• [Written task]: In the listing below, locate the line containing "Extract all readable text from this page."; reproduce that line and all lines that follow it, unchanged.

━━ Given records

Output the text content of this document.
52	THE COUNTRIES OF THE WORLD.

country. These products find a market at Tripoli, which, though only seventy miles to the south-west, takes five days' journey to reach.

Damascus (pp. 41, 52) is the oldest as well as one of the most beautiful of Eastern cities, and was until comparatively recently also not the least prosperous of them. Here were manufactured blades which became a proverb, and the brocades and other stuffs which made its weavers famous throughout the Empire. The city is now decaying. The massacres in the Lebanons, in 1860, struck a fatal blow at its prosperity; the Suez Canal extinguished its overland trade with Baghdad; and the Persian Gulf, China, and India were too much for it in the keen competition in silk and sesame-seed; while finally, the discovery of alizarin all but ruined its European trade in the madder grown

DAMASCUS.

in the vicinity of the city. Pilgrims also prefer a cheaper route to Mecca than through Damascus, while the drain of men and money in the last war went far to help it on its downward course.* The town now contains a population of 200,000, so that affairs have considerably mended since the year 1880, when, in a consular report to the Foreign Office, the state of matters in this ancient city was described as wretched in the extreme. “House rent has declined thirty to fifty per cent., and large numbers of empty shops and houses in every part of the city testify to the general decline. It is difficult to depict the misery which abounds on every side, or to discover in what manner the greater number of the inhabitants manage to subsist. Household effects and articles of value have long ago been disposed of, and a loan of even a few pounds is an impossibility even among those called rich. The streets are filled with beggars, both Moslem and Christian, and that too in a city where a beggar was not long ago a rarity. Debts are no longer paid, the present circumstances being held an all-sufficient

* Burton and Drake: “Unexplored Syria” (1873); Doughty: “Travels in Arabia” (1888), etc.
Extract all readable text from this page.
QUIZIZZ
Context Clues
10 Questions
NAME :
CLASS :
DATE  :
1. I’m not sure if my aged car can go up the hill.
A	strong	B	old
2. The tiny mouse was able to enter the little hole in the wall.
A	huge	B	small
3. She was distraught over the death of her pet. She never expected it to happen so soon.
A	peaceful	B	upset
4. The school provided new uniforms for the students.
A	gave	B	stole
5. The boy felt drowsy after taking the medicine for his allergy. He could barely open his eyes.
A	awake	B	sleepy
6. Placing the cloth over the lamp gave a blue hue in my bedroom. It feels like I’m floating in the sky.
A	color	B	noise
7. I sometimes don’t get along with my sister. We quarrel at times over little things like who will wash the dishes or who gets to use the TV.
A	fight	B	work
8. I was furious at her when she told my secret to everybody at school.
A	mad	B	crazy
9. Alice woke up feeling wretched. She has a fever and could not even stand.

━━━━

• [Result below]:
Extract all readable text from this page.
QUIZIZZ
Context Clues
10 Questions
NAME :
CLASS :
DATE  :
1. I’m not sure if my aged car can go up the hill.
A	strong	B	old
2. The tiny mouse was able to enter the little hole in the wall.
A	huge	B	small
3. She was distraught over the death of her pet. She never expected it to happen so soon.
A	peaceful	B	upset
4. The school provided new uniforms for the students.
A	gave	B	stole
5. The boy felt drowsy after taking the medicine for his allergy. He could barely open his eyes.
A	awake	B	sleepy
6. Placing the cloth over the lamp gave a blue hue in my bedroom. It feels like I’m floating in the sky.
A	color	B	noise
7. I sometimes don’t get along with my sister. We quarrel at times over little things like who will wash the dishes or who gets to use the TV.
A	fight	B	work
8. I was furious at her when she told my secret to everybody at school.
A	mad	B	crazy
9. Alice woke up feeling wretched. She has a fever and could not even stand.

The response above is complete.